(Collected data entries)
○ ○ ○
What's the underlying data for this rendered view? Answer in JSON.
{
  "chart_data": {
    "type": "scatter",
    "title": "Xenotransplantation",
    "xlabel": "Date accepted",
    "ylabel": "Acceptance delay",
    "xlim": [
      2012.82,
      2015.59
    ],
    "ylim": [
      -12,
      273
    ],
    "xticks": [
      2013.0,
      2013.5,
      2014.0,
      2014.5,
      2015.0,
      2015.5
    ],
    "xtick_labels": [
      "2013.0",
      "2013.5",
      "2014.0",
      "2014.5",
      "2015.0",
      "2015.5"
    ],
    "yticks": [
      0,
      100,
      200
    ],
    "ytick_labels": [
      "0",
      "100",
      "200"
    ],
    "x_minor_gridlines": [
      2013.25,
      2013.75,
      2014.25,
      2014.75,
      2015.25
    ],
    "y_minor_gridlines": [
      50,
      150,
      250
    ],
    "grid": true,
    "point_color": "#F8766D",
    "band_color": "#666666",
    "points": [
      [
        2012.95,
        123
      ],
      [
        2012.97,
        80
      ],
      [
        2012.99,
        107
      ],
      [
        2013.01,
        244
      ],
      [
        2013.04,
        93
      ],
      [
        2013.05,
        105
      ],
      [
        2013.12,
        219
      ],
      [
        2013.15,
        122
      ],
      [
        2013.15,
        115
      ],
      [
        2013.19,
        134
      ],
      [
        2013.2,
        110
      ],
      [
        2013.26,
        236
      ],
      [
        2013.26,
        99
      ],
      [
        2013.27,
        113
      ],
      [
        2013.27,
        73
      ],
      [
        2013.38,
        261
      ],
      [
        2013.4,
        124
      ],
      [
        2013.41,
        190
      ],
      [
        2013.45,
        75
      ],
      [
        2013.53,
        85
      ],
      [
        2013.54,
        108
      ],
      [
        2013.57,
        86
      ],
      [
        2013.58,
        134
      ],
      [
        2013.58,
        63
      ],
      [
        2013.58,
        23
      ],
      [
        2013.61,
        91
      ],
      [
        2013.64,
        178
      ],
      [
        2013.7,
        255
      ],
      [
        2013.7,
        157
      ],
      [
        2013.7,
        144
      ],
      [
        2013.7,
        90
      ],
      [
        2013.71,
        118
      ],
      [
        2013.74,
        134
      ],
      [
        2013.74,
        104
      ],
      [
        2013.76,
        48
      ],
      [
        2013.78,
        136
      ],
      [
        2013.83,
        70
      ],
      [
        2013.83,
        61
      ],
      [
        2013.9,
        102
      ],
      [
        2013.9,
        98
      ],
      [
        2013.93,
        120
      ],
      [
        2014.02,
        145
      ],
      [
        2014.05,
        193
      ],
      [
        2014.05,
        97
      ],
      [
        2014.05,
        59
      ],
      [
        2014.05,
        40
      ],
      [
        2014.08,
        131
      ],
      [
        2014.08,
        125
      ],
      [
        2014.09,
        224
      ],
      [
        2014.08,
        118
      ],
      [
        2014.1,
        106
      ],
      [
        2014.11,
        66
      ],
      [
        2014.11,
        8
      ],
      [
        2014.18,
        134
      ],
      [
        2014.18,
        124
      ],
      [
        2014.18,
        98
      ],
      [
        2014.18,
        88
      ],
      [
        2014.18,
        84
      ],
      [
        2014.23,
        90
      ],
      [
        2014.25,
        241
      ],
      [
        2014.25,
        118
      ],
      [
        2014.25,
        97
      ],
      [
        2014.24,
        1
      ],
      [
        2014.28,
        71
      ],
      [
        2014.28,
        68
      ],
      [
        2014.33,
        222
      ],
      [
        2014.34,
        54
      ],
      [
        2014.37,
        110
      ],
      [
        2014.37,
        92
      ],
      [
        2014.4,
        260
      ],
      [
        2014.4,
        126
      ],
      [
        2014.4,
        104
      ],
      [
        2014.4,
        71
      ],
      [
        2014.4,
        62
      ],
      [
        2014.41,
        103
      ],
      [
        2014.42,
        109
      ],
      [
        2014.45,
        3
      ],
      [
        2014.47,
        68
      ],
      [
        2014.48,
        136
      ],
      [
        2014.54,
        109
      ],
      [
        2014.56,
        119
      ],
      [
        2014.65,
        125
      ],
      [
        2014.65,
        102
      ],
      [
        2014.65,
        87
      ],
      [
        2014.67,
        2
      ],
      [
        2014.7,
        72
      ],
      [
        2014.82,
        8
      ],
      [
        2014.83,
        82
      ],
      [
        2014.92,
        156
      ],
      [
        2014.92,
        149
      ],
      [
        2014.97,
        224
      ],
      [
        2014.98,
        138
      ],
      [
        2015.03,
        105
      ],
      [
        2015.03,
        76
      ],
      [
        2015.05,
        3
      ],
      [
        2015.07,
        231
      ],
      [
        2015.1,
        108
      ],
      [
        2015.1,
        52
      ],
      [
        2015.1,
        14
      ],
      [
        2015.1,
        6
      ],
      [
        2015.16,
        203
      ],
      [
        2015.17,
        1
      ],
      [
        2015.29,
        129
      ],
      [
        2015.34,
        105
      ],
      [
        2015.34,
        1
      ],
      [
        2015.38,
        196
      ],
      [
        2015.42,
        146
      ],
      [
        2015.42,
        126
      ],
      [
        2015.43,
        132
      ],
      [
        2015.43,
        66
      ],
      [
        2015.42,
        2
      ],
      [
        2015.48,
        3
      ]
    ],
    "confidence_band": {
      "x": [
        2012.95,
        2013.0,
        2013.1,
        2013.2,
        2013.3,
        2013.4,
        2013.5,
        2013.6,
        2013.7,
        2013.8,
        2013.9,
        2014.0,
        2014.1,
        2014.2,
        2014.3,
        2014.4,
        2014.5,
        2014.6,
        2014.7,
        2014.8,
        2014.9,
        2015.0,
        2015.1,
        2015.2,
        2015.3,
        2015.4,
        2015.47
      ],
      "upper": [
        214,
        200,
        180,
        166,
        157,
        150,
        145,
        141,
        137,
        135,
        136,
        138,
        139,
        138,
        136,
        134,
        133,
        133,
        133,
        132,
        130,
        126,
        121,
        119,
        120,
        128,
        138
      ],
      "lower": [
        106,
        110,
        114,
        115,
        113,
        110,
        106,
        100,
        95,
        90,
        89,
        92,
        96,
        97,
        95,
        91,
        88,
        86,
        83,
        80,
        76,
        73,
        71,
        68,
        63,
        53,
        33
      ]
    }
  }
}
○ ○ ○
*AIM OF THE EXERCISE*
Recopy all the lines exactly as they appear.

*THE REPLY*
What's the underlying data for this rendered view? Answer in JSON.
{
  "chart_data": {
    "type": "scatter",
    "title": "Xenotransplantation",
    "xlabel": "Date accepted",
    "ylabel": "Acceptance delay",
    "xlim": [
      2012.82,
      2015.59
    ],
    "ylim": [
      -12,
      273
    ],
    "xticks": [
      2013.0,
      2013.5,
      2014.0,
      2014.5,
      2015.0,
      2015.5
    ],
    "xtick_labels": [
      "2013.0",
      "2013.5",
      "2014.0",
      "2014.5",
      "2015.0",
      "2015.5"
    ],
    "yticks": [
      0,
      100,
      200
    ],
    "ytick_labels": [
      "0",
      "100",
      "200"
    ],
    "x_minor_gridlines": [
      2013.25,
      2013.75,
      2014.25,
      2014.75,
      2015.25
    ],
    "y_minor_gridlines": [
      50,
      150,
      250
    ],
    "grid": true,
    "point_color": "#F8766D",
    "band_color": "#666666",
    "points": [
      [
        2012.95,
        123
      ],
      [
        2012.97,
        80
      ],
      [
        2012.99,
        107
      ],
      [
        2013.01,
        244
      ],
      [
        2013.04,
        93
      ],
      [
        2013.05,
        105
      ],
      [
        2013.12,
        219
      ],
      [
        2013.15,
        122
      ],
      [
        2013.15,
        115
      ],
      [
        2013.19,
        134
      ],
      [
        2013.2,
        110
      ],
      [
        2013.26,
        236
      ],
      [
        2013.26,
        99
      ],
      [
        2013.27,
        113
      ],
      [
        2013.27,
        73
      ],
      [
        2013.38,
        261
      ],
      [
        2013.4,
        124
      ],
      [
        2013.41,
        190
      ],
      [
        2013.45,
        75
      ],
      [
        2013.53,
        85
      ],
      [
        2013.54,
        108
      ],
      [
        2013.57,
        86
      ],
      [
        2013.58,
        134
      ],
      [
        2013.58,
        63
      ],
      [
        2013.58,
        23
      ],
      [
        2013.61,
        91
      ],
      [
        2013.64,
        178
      ],
      [
        2013.7,
        255
      ],
      [
        2013.7,
        157
      ],
      [
        2013.7,
        144
      ],
      [
        2013.7,
        90
      ],
      [
        2013.71,
        118
      ],
      [
        2013.74,
        134
      ],
      [
        2013.74,
        104
      ],
      [
        2013.76,
        48
      ],
      [
        2013.78,
        136
      ],
      [
        2013.83,
        70
      ],
      [
        2013.83,
        61
      ],
      [
        2013.9,
        102
      ],
      [
        2013.9,
        98
      ],
      [
        2013.93,
        120
      ],
      [
        2014.02,
        145
      ],
      [
        2014.05,
        193
      ],
      [
        2014.05,
        97
      ],
      [
        2014.05,
        59
      ],
      [
        2014.05,
        40
      ],
      [
        2014.08,
        131
      ],
      [
        2014.08,
        125
      ],
      [
        2014.09,
        224
      ],
      [
        2014.08,
        118
      ],
      [
        2014.1,
        106
      ],
      [
        2014.11,
        66
      ],
      [
        2014.11,
        8
      ],
      [
        2014.18,
        134
      ],
      [
        2014.18,
        124
      ],
      [
        2014.18,
        98
      ],
      [
        2014.18,
        88
      ],
      [
        2014.18,
        84
      ],
      [
        2014.23,
        90
      ],
      [
        2014.25,
        241
      ],
      [
        2014.25,
        118
      ],
      [
        2014.25,
        97
      ],
      [
        2014.24,
        1
      ],
      [
        2014.28,
        71
      ],
      [
        2014.28,
        68
      ],
      [
        2014.33,
        222
      ],
      [
        2014.34,
        54
      ],
      [
        2014.37,
        110
      ],
      [
        2014.37,
        92
      ],
      [
        2014.4,
        260
      ],
      [
        2014.4,
        126
      ],
      [
        2014.4,
        104
      ],
      [
        2014.4,
        71
      ],
      [
        2014.4,
        62
      ],
      [
        2014.41,
        103
      ],
      [
        2014.42,
        109
      ],
      [
        2014.45,
        3
      ],
      [
        2014.47,
        68
      ],
      [
        2014.48,
        136
      ],
      [
        2014.54,
        109
      ],
      [
        2014.56,
        119
      ],
      [
        2014.65,
        125
      ],
      [
        2014.65,
        102
      ],
      [
        2014.65,
        87
      ],
      [
        2014.67,
        2
      ],
      [
        2014.7,
        72
      ],
      [
        2014.82,
        8
      ],
      [
        2014.83,
        82
      ],
      [
        2014.92,
        156
      ],
      [
        2014.92,
        149
      ],
      [
        2014.97,
        224
      ],
      [
        2014.98,
        138
      ],
      [
        2015.03,
        105
      ],
      [
        2015.03,
        76
      ],
      [
        2015.05,
        3
      ],
      [
        2015.07,
        231
      ],
      [
        2015.1,
        108
      ],
      [
        2015.1,
        52
      ],
      [
        2015.1,
        14
      ],
      [
        2015.1,
        6
      ],
      [
        2015.16,
        203
      ],
      [
        2015.17,
        1
      ],
      [
        2015.29,
        129
      ],
      [
        2015.34,
        105
      ],
      [
        2015.34,
        1
      ],
      [
        2015.38,
        196
      ],
      [
        2015.42,
        146
      ],
      [
        2015.42,
        126
      ],
      [
        2015.43,
        132
      ],
      [
        2015.43,
        66
      ],
      [
        2015.42,
        2
      ],
      [
        2015.48,
        3
      ]
    ],
    "confidence_band": {
      "x": [
        2012.95,
        2013.0,
        2013.1,
        2013.2,
        2013.3,
        2013.4,
        2013.5,
        2013.6,
        2013.7,
        2013.8,
        2013.9,
        2014.0,
        2014.1,
        2014.2,
        2014.3,
        2014.4,
        2014.5,
        2014.6,
        2014.7,
        2014.8,
        2014.9,
        2015.0,
        2015.1,
        2015.2,
        2015.3,
        2015.4,
        2015.47
      ],
      "upper": [
        214,
        200,
        180,
        166,
        157,
        150,
        145,
        141,
        137,
        135,
        136,
        138,
        139,
        138,
        136,
        134,
        133,
        133,
        133,
        132,
        130,
        126,
        121,
        119,
        120,
        128,
        138
      ],
      "lower": [
        106,
        110,
        114,
        115,
        113,
        110,
        106,
        100,
        95,
        90,
        89,
        92,
        96,
        97,
        95,
        91,
        88,
        86,
        83,
        80,
        76,
        73,
        71,
        68,
        63,
        53,
        33
      ]
    }
  }
}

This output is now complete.